Reproduce the part of the data that opens with the line containing "document-number: Số: 764/BVBC-HCQT: [40, 100, 290, 118]" and closes with the line containing "issuer-header: SỞ Y", substituting "initials-icon" for "initial-mark-icon" and leaving everything else unchanged.
────
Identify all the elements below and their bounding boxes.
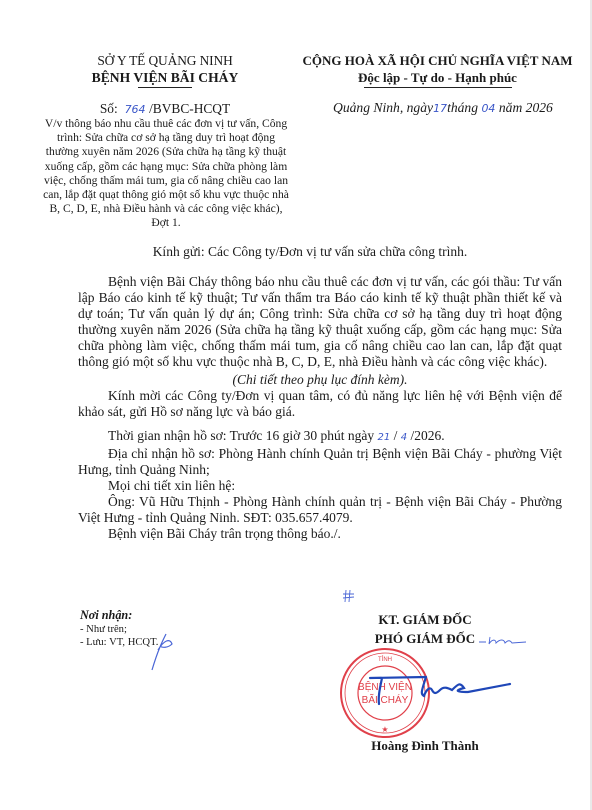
document-number: Số: 764/BVBC-HCQT: [40, 100, 290, 118]
deadline-day-handwritten: 21: [378, 432, 391, 443]
recipients-block: Nơi nhận: - Như trên; - Lưu: VT, HCQT.: [80, 608, 280, 649]
body-paragraph: Kính mời các Công ty/Đơn vị quan tâm, có…: [78, 388, 562, 420]
doc-number-suffix: /BVBC-HCQT: [149, 101, 230, 116]
recipients-title: Nơi nhận:: [80, 608, 280, 623]
recipient-item: - Như trên;: [80, 623, 280, 636]
recipient-line: Kính gửi: Các Công ty/Đơn vị tư vấn sửa …: [60, 243, 560, 261]
closing-line: Bệnh viện Bãi Cháy trân trọng thông báo.…: [78, 526, 562, 542]
appendix-note: (Chi tiết theo phụ lục đính kèm).: [78, 372, 562, 388]
signature-title-1: KT. GIÁM ĐỐC: [325, 610, 525, 629]
deadline-month-handwritten: 4: [401, 432, 407, 443]
signer-name: Hoàng Đình Thành: [325, 738, 525, 754]
hospital-name: BỆNH VIỆN BÃI CHÁY: [40, 69, 290, 86]
nation-header: CỘNG HOÀ XÃ HỘI CHỦ NGHĨA VIỆT NAM Độc l…: [290, 52, 585, 88]
initial-mark-icon: [342, 588, 356, 604]
issuer-header: SỞ Y TẾ QUẢNG NINH BỆNH VIỆN BÃI CHÁY: [40, 52, 290, 88]
address-paragraph: Địa chỉ nhận hồ sơ: Phòng Hành chính Quả…: [78, 446, 562, 478]
subject-line: V/v thông báo nhu cầu thuê các đơn vị tư…: [40, 117, 292, 231]
motto-underline: [364, 87, 512, 88]
deadline-line: Thời gian nhận hồ sơ: Trước 16 giờ 30 ph…: [78, 428, 562, 446]
date-year: năm 2026: [499, 100, 553, 115]
document-body: Bệnh viện Bãi Cháy thông báo nhu cầu thu…: [78, 274, 562, 542]
header-underline: [138, 87, 192, 88]
initial-mark-icon: [148, 630, 178, 680]
agency-name: SỞ Y TẾ QUẢNG NINH: [40, 52, 290, 69]
recipient-item: - Lưu: VT, HCQT.: [80, 636, 280, 649]
date-place: Quảng Ninh, ngày: [333, 100, 433, 115]
handwritten-signature-icon: [360, 660, 520, 710]
motto: Độc lập - Tự do - Hạnh phúc: [290, 69, 585, 86]
date-line: Quảng Ninh, ngày17tháng 04 năm 2026: [333, 99, 592, 117]
body-paragraph: Bệnh viện Bãi Cháy thông báo nhu cầu thu…: [78, 274, 562, 370]
date-month-label: tháng: [447, 100, 478, 115]
svg-text:★: ★: [381, 725, 388, 734]
date-month-handwritten: 04: [481, 102, 495, 115]
contact-intro: Mọi chi tiết xin liên hệ:: [78, 478, 562, 494]
date-day-handwritten: 17: [433, 102, 447, 115]
signature-block: KT. GIÁM ĐỐC PHÓ GIÁM ĐỐC: [325, 610, 525, 648]
doc-number-label: Số:: [100, 101, 118, 116]
nation-title: CỘNG HOÀ XÃ HỘI CHỦ NGHĨA VIỆT NAM: [290, 52, 585, 69]
doc-number-handwritten: 764: [121, 101, 149, 118]
contact-paragraph: Ông: Vũ Hữu Thịnh - Phòng Hành chính quả…: [78, 494, 562, 526]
────
* _Problem solution_:
document-number: Số: 764/BVBC-HCQT: [40, 100, 290, 118]
deadline-day-handwritten: 21: [378, 432, 391, 443]
recipients-block: Nơi nhận: - Như trên; - Lưu: VT, HCQT.: [80, 608, 280, 649]
body-paragraph: Kính mời các Công ty/Đơn vị quan tâm, có…: [78, 388, 562, 420]
doc-number-suffix: /BVBC-HCQT: [149, 101, 230, 116]
recipients-title: Nơi nhận:: [80, 608, 280, 623]
recipient-item: - Như trên;: [80, 623, 280, 636]
recipient-line: Kính gửi: Các Công ty/Đơn vị tư vấn sửa …: [60, 243, 560, 261]
closing-line: Bệnh viện Bãi Cháy trân trọng thông báo.…: [78, 526, 562, 542]
appendix-note: (Chi tiết theo phụ lục đính kèm).: [78, 372, 562, 388]
signature-title-1: KT. GIÁM ĐỐC: [325, 610, 525, 629]
deadline-month-handwritten: 4: [401, 432, 407, 443]
signer-name: Hoàng Đình Thành: [325, 738, 525, 754]
hospital-name: BỆNH VIỆN BÃI CHÁY: [40, 69, 290, 86]
nation-header: CỘNG HOÀ XÃ HỘI CHỦ NGHĨA VIỆT NAM Độc l…: [290, 52, 585, 88]
initials-icon: [342, 588, 356, 604]
issuer-header: SỞ Y TẾ QUẢNG NINH BỆNH VIỆN BÃI CHÁY: [40, 52, 290, 88]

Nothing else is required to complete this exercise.